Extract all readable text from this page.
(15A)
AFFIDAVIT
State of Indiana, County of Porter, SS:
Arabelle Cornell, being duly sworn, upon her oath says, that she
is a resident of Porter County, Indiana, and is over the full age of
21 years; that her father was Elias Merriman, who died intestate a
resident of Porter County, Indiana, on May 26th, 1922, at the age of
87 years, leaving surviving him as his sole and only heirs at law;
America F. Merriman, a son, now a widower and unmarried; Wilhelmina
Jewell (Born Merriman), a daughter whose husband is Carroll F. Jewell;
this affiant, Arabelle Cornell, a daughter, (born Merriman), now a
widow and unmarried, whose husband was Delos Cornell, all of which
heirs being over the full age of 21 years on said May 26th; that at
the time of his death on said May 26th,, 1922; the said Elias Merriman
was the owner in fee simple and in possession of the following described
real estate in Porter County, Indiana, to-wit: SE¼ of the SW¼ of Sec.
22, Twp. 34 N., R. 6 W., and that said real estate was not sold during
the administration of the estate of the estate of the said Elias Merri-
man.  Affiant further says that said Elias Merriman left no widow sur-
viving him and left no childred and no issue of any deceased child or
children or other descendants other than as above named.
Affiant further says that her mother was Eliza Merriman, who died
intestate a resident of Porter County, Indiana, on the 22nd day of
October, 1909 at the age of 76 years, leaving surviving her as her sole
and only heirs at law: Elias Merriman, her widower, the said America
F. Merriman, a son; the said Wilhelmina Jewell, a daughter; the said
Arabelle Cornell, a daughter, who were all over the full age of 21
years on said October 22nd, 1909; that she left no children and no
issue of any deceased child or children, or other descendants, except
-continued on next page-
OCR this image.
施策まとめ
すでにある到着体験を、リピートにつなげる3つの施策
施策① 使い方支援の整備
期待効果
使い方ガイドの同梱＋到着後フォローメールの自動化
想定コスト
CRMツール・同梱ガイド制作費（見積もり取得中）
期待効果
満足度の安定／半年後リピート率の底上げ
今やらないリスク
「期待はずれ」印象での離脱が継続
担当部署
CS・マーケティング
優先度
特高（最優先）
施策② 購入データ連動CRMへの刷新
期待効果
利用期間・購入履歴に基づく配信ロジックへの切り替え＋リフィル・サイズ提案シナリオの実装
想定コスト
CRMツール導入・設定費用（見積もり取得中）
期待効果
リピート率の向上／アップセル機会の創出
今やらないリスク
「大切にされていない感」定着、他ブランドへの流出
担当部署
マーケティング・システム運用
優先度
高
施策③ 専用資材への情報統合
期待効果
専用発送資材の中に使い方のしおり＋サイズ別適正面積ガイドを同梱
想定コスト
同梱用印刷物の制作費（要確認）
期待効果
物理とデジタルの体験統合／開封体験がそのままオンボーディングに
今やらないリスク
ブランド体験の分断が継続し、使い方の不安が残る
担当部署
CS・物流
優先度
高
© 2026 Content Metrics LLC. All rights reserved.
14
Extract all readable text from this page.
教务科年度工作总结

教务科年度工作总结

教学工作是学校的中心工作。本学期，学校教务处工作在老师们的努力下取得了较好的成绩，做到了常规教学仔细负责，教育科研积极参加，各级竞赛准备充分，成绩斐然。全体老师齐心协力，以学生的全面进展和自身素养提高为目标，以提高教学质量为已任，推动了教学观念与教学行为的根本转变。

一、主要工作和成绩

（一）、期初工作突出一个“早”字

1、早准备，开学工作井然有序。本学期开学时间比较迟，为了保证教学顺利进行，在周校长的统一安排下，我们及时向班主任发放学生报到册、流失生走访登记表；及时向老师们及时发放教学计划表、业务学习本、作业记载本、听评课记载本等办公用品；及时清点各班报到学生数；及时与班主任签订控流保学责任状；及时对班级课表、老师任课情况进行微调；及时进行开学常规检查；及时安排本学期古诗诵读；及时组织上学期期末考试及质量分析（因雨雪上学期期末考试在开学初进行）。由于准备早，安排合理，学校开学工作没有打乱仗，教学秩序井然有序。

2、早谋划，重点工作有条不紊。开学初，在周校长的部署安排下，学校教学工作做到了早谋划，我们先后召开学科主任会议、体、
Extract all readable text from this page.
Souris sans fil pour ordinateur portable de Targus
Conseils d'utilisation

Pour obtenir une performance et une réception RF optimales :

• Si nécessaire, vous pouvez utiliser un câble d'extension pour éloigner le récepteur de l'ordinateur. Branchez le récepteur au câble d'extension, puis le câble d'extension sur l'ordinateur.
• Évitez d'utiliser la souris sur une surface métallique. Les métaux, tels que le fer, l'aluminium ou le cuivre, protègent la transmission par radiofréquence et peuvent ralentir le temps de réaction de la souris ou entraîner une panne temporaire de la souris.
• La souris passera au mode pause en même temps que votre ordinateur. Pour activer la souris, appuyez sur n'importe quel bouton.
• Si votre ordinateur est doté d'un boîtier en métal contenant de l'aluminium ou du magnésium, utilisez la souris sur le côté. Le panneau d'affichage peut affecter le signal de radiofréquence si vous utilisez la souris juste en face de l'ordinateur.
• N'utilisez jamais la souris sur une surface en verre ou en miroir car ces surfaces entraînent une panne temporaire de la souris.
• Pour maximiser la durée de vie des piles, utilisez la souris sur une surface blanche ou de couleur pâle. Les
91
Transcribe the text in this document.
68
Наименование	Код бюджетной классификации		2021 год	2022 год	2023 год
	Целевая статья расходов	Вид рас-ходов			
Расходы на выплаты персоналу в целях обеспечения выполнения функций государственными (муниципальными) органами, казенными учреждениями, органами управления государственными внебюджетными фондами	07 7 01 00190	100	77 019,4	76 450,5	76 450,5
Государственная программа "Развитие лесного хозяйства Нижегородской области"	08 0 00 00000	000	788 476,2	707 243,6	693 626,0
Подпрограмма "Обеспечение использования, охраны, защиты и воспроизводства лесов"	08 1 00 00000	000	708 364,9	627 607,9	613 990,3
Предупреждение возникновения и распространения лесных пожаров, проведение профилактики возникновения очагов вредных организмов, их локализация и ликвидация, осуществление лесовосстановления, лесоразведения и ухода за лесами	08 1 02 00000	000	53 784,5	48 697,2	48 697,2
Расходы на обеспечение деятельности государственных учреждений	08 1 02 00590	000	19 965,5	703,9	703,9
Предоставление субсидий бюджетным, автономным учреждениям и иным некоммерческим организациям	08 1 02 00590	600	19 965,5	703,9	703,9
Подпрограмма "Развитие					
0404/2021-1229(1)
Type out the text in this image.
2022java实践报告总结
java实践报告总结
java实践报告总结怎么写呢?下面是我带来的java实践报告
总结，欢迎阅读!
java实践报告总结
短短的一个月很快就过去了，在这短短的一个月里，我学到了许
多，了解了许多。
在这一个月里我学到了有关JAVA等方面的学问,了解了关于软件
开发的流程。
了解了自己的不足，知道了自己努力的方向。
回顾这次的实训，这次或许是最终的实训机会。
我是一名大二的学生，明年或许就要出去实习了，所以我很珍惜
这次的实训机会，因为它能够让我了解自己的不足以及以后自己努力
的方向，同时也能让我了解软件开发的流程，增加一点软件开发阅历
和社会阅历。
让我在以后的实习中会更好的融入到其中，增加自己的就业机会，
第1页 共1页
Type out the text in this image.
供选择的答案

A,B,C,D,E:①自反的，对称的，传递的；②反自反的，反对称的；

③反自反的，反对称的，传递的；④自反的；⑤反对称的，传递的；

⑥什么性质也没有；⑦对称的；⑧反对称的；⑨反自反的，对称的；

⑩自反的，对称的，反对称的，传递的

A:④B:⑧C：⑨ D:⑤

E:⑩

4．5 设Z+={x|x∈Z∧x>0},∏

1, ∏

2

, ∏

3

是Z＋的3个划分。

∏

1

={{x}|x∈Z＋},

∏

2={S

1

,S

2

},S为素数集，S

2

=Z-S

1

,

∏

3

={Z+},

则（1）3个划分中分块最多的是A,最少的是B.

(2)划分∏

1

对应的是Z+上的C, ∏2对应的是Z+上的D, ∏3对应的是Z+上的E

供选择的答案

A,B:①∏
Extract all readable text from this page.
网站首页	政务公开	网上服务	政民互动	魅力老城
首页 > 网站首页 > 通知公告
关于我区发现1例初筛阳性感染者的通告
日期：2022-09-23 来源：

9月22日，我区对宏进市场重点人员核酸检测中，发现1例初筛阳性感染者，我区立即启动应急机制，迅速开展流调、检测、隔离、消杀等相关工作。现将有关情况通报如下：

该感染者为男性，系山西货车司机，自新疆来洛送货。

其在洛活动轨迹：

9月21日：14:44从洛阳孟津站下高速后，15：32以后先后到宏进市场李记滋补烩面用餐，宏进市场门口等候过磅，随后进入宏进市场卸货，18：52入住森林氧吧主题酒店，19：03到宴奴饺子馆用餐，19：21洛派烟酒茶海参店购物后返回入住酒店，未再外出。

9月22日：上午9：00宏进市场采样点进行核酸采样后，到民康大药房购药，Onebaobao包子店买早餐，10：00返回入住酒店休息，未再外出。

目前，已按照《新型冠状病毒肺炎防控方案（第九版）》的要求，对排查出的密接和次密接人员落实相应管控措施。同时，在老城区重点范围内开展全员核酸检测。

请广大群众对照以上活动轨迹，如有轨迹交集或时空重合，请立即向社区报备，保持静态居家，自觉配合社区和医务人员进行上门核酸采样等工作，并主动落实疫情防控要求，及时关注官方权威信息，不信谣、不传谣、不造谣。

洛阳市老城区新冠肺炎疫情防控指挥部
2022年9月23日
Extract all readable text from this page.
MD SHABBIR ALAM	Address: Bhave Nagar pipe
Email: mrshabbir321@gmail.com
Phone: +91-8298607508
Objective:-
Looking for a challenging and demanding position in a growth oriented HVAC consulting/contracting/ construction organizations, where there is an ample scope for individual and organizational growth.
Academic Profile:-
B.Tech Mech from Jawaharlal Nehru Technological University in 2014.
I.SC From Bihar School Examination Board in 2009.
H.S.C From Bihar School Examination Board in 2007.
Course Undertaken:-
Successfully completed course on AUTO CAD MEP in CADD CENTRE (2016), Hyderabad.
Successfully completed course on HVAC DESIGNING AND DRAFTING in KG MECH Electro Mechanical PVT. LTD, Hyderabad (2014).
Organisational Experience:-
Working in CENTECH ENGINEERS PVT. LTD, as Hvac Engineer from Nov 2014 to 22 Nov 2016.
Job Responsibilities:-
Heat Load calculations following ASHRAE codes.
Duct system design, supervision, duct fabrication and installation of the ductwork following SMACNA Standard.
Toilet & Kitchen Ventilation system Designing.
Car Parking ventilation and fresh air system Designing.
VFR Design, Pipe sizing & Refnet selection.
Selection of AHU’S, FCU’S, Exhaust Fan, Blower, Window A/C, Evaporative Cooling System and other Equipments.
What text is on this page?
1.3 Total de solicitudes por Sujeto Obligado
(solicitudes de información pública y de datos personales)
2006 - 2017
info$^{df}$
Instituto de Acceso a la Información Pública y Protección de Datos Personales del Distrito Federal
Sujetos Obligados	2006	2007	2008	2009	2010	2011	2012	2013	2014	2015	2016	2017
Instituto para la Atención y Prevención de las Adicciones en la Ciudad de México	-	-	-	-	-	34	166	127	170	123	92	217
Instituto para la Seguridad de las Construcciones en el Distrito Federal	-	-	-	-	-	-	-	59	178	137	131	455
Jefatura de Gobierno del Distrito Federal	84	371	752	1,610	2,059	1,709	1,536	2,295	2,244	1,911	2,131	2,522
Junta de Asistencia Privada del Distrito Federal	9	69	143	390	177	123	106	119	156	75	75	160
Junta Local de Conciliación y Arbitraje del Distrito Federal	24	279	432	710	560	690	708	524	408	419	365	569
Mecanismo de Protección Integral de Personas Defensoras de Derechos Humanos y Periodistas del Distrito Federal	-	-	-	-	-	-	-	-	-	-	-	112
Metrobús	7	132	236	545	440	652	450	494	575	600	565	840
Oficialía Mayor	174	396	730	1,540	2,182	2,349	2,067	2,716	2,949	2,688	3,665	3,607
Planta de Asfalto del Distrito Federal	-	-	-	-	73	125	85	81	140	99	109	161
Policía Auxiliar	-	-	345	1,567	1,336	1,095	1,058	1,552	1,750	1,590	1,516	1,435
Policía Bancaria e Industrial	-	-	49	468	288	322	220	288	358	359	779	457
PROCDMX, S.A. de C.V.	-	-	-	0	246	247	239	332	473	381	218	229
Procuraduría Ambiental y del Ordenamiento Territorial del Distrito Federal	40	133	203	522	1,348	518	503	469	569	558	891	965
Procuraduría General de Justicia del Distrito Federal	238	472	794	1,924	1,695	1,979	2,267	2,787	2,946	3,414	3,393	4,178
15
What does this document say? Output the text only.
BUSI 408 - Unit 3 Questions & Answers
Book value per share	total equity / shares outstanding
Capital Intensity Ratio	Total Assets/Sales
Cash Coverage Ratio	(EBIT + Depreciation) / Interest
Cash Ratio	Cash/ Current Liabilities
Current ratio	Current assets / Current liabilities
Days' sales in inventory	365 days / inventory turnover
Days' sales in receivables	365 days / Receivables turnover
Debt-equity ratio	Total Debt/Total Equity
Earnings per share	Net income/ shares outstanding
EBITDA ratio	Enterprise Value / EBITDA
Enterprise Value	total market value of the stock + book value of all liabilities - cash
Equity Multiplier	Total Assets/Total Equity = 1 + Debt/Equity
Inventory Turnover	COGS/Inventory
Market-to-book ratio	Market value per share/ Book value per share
____
▶ [Written exercise]: Using the listing above, list every line in which the string "网站首页" occurs.

▶ [Full response]:
网站首页	政务公开	网上服务	政民互动	魅力老城
首页 > 网站首页 > 通知公告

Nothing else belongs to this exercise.